TASK STATEMENT:
Determine the number of lines that have the string "Median" in them, and give only that number.

STORED RECORDS:
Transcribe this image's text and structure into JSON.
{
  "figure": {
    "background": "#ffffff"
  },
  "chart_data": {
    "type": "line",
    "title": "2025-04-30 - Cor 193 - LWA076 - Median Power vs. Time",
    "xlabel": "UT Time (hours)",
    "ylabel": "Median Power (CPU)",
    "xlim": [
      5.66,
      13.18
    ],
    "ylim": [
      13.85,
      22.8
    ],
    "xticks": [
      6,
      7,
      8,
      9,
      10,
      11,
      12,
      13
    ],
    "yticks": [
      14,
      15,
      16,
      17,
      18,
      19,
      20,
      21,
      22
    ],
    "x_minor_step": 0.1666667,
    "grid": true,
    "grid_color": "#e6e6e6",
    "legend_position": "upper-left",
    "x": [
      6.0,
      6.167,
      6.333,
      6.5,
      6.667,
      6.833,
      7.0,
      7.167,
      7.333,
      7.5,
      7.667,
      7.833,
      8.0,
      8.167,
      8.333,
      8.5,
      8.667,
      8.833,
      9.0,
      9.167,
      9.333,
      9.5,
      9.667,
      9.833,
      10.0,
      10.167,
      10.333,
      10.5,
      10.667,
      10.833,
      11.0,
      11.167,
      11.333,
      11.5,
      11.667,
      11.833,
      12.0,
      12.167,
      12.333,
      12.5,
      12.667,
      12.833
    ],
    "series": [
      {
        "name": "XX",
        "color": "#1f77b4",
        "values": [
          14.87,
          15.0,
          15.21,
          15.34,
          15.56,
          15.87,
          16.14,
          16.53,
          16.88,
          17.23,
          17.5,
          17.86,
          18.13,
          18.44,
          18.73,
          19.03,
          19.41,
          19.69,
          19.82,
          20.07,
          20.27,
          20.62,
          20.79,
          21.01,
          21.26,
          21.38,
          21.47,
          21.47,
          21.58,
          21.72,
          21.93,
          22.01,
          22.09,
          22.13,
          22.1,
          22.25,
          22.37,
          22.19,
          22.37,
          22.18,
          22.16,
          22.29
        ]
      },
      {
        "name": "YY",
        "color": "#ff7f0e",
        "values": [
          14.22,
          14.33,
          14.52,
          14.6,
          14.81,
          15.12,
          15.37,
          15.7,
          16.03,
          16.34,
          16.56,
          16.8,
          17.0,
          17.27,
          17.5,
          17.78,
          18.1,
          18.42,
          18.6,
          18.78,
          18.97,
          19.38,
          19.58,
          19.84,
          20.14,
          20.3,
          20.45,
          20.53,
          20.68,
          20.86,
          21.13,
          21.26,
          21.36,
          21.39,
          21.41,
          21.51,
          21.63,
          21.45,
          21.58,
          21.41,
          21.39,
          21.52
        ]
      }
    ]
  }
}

FULL OUTPUT:
2